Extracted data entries
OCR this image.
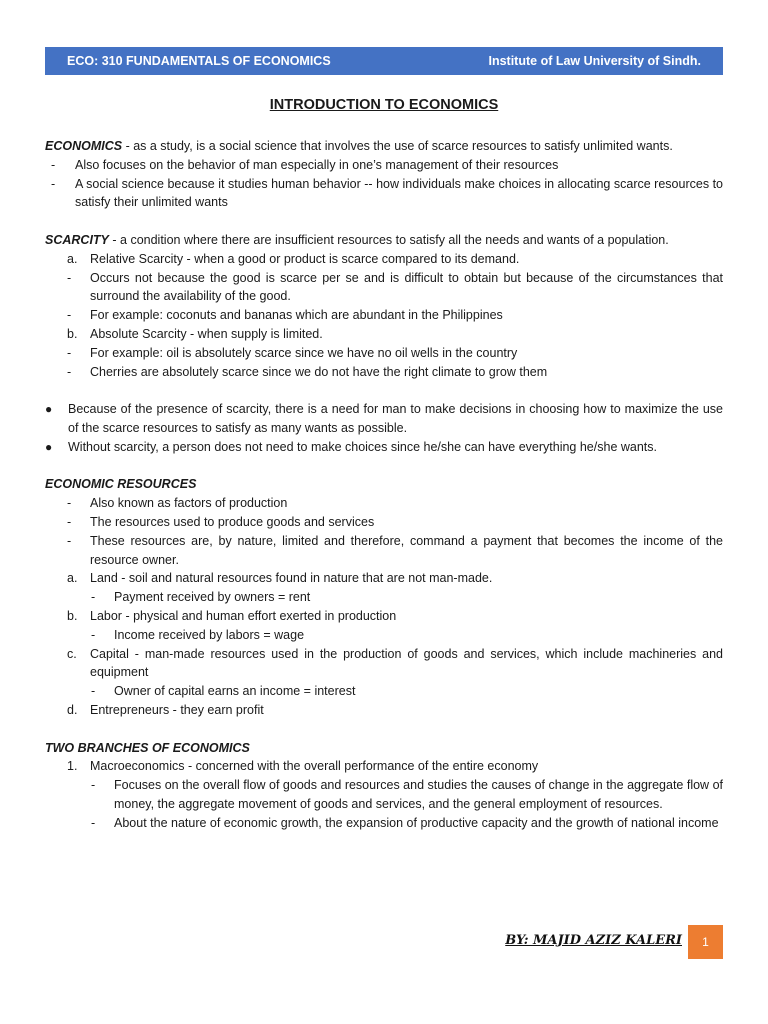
ECO: 310 FUNDAMENTALS OF ECONOMICS	Institute of Law University of Sindh.
INTRODUCTION TO ECONOMICS

ECONOMICS - as a study, is a social science that involves the use of scarce resources to satisfy unlimited wants.

- Also focuses on the behavior of man especially in one’s management of their resources
- A social science because it studies human behavior -- how individuals make choices in allocating scarce resources to satisfy their unlimited wants

SCARCITY - a condition where there are insufficient resources to satisfy all the needs and wants of a population.

a. Relative Scarcity - when a good or product is scarce compared to its demand.
- Occurs not because the good is scarce per se and is difficult to obtain but because of the circumstances that surround the availability of the good.
- For example: coconuts and bananas which are abundant in the Philippines
b. Absolute Scarcity - when supply is limited.
- For example: oil is absolutely scarce since we have no oil wells in the country
- Cherries are absolutely scarce since we do not have the right climate to grow them
● Because of the presence of scarcity, there is a need for man to make decisions in choosing how to maximize the use of the scarce resources to satisfy as many wants as possible.
● Without scarcity, a person does not need to make choices since he/she can have everything he/she wants.

ECONOMIC RESOURCES

- Also known as factors of production
- The resources used to produce goods and services
- These resources are, by nature, limited and therefore, command a payment that becomes the income of the resource owner.
a. Land - soil and natural resources found in nature that are not man-made.
- Payment received by owners = rent
b. Labor - physical and human effort exerted in production
- Income received by labors = wage
c. Capital - man-made resources used in the production of goods and services, which include machineries and equipment
- Owner of capital earns an income = interest
d. Entrepreneurs - they earn profit

TWO BRANCHES OF ECONOMICS

1. Macroeconomics - concerned with the overall performance of the entire economy
- Focuses on the overall flow of goods and resources and studies the causes of change in the aggregate flow of money, the aggregate movement of goods and services, and the general employment of resources.
- About the nature of economic growth, the expansion of productive capacity and the growth of national income
BY: MAJID AZIZ KALERI	1
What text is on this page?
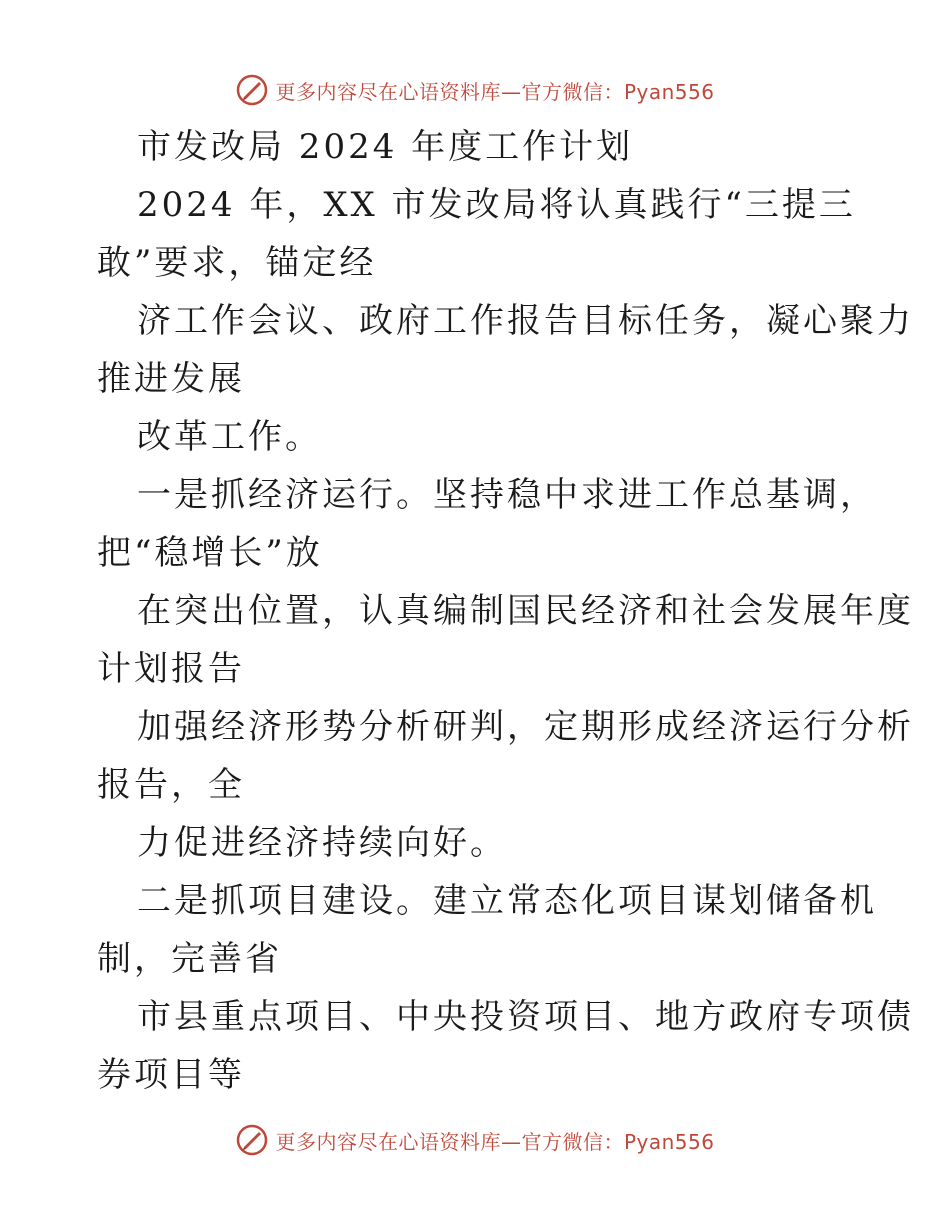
更多内容尽在心语资料库—官方微信：Pyan556
市发改局 2024 年度工作计划
2024 年，XX 市发改局将认真践行“三提三
敢”要求，锚定经
济工作会议、政府工作报告目标任务，凝心聚力
推进发展
改革工作。
一是抓经济运行。坚持稳中求进工作总基调，
把“稳增长”放
在突出位置，认真编制国民经济和社会发展年度
计划报告
加强经济形势分析研判，定期形成经济运行分析
报告，全
力促进经济持续向好。
二是抓项目建设。建立常态化项目谋划储备机
制，完善省
市县重点项目、中央投资项目、地方政府专项债
券项目等
更多内容尽在心语资料库—官方微信：Pyan556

[Challenge]: Exclude all pictures and reproduce verbatim the lines running from the line that contains "What text is on this page?" to the end of the data above, both ends included.

[Result for this task]:
What text is on this page?
更多内容尽在心语资料库—官方微信：Pyan556
市发改局 2024 年度工作计划
2024 年，XX 市发改局将认真践行“三提三
敢”要求，锚定经
济工作会议、政府工作报告目标任务，凝心聚力
推进发展
改革工作。
一是抓经济运行。坚持稳中求进工作总基调，
把“稳增长”放
在突出位置，认真编制国民经济和社会发展年度
计划报告
加强经济形势分析研判，定期形成经济运行分析
报告，全
力促进经济持续向好。
二是抓项目建设。建立常态化项目谋划储备机
制，完善省
市县重点项目、中央投资项目、地方政府专项债
券项目等
更多内容尽在心语资料库—官方微信：Pyan556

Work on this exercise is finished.